Items from a dataset

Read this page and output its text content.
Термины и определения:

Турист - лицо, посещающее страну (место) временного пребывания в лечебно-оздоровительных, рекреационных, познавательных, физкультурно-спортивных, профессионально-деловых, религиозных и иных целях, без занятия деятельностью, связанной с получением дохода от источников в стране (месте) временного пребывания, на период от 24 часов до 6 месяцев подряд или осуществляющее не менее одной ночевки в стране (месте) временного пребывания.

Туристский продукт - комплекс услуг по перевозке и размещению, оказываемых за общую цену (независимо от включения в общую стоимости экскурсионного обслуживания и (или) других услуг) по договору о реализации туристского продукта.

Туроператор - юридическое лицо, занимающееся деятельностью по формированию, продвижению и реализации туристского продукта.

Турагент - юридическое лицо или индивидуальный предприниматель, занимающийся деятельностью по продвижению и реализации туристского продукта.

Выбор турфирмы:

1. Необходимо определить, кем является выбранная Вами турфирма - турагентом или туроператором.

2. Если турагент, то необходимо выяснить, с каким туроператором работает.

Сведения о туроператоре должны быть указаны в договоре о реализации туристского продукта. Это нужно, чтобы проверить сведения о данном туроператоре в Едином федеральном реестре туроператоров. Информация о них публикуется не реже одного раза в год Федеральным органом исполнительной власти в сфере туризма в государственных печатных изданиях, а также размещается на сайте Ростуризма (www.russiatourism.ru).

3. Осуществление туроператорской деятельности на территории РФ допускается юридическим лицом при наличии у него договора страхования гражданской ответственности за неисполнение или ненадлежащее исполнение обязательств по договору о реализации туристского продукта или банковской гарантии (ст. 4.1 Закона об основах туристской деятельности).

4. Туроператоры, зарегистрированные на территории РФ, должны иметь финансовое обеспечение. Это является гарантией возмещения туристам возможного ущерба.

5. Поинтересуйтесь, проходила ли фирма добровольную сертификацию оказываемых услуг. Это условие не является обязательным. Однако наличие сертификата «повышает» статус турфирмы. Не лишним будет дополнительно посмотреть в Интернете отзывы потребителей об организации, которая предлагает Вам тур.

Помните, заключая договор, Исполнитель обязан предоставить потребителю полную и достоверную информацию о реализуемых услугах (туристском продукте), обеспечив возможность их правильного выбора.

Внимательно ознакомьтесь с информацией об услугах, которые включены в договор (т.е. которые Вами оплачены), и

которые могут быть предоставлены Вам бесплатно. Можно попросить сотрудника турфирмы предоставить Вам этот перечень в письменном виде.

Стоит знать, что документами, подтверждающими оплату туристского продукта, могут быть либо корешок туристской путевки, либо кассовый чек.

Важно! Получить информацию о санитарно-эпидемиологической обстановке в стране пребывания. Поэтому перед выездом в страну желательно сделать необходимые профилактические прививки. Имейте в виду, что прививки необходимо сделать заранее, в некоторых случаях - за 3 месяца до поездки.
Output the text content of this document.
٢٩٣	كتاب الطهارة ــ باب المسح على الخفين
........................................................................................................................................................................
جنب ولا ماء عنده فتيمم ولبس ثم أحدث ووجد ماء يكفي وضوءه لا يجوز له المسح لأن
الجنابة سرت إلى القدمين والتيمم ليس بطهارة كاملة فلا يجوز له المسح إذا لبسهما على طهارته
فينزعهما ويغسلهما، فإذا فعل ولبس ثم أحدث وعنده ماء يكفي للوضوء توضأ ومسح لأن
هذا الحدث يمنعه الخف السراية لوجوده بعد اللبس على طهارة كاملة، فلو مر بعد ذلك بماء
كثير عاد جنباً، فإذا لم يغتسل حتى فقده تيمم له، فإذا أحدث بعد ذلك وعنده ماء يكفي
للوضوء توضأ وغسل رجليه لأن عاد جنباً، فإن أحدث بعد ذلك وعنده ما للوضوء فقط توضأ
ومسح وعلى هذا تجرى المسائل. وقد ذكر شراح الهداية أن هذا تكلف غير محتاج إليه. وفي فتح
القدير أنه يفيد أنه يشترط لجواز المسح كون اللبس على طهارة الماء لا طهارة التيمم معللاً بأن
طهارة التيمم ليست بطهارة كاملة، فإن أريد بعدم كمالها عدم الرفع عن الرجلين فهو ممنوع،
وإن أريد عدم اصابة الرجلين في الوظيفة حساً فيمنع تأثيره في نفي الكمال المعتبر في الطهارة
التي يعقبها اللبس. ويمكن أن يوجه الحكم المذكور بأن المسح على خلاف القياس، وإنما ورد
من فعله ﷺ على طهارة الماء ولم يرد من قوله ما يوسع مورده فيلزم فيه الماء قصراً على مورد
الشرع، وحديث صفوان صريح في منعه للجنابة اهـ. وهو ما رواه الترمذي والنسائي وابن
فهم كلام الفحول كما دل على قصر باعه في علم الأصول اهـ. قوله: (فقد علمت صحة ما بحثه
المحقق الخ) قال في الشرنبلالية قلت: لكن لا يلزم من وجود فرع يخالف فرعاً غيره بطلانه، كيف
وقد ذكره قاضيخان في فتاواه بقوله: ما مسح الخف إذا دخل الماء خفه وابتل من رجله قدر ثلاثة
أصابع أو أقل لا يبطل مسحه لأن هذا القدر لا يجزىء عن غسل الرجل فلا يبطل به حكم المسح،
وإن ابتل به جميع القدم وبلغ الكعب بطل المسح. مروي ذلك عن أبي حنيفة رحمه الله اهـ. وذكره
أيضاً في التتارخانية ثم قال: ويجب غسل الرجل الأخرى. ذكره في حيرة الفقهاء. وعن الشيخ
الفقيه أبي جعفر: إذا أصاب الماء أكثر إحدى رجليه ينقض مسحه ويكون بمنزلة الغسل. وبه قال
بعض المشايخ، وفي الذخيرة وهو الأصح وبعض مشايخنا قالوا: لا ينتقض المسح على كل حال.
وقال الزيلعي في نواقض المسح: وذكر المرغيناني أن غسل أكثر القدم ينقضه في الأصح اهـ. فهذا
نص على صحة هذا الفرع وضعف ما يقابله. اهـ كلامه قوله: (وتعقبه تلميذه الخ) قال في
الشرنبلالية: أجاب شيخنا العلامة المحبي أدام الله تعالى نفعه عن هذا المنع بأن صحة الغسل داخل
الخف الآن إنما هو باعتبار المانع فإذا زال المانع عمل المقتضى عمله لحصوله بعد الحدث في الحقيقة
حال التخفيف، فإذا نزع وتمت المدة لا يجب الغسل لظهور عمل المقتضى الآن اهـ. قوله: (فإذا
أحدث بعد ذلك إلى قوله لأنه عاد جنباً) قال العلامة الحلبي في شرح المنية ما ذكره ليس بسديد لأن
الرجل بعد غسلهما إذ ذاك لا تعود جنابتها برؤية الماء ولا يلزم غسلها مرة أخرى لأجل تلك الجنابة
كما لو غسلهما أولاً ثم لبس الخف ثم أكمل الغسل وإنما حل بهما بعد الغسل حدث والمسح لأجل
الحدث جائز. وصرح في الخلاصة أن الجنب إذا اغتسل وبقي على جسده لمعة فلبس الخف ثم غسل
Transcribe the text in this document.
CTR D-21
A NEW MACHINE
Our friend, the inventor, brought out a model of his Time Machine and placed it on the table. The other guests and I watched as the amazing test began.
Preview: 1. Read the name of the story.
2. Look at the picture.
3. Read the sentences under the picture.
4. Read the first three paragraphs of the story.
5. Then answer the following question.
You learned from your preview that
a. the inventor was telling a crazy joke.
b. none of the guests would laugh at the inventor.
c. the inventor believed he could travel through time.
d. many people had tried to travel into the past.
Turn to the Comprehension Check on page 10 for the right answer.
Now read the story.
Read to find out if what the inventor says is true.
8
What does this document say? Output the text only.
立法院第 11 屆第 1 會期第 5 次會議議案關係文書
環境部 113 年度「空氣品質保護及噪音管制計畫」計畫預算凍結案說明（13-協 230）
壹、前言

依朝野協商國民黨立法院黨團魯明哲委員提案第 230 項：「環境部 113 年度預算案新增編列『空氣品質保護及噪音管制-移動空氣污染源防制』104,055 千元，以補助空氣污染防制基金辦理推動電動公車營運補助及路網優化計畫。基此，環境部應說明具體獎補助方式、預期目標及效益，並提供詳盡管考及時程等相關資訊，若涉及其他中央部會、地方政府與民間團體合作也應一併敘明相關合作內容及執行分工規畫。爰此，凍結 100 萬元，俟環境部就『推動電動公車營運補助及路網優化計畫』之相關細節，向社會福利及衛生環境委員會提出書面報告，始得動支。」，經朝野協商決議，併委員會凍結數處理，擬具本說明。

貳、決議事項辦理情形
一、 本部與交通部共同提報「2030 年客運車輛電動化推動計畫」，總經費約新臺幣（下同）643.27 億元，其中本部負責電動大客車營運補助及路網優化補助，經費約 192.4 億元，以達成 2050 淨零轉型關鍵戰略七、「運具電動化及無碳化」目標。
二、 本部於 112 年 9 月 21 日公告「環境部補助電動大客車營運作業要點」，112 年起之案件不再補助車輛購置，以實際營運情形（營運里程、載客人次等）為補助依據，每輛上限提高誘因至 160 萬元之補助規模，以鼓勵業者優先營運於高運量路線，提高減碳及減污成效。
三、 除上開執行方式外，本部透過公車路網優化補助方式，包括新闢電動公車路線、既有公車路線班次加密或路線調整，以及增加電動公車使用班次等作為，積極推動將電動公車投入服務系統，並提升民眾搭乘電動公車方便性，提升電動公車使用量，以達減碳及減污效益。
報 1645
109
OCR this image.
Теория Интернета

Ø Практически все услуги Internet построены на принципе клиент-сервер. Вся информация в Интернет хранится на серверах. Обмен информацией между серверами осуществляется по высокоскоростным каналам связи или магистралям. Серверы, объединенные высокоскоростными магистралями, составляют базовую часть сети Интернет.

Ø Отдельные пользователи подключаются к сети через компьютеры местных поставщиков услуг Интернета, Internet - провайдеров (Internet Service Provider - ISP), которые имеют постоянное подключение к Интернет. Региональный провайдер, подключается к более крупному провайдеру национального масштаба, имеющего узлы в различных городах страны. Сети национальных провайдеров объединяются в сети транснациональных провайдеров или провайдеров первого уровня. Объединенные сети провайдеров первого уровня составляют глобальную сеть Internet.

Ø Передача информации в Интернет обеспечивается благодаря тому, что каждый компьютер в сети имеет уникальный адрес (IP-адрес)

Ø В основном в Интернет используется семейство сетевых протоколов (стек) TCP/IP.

Exercise description |
Every line holding "الرجلين" should be copied out.

Result of the exercise |
طهارة التيمم ليست بطهارة كاملة، فإن أريد بعدم كمالها عدم الرفع عن الرجلين فهو ممنوع،
وإن أريد عدم اصابة الرجلين في الوظيفة حساً فيمنع تأثيره في نفي الكمال المعتبر في الطهارة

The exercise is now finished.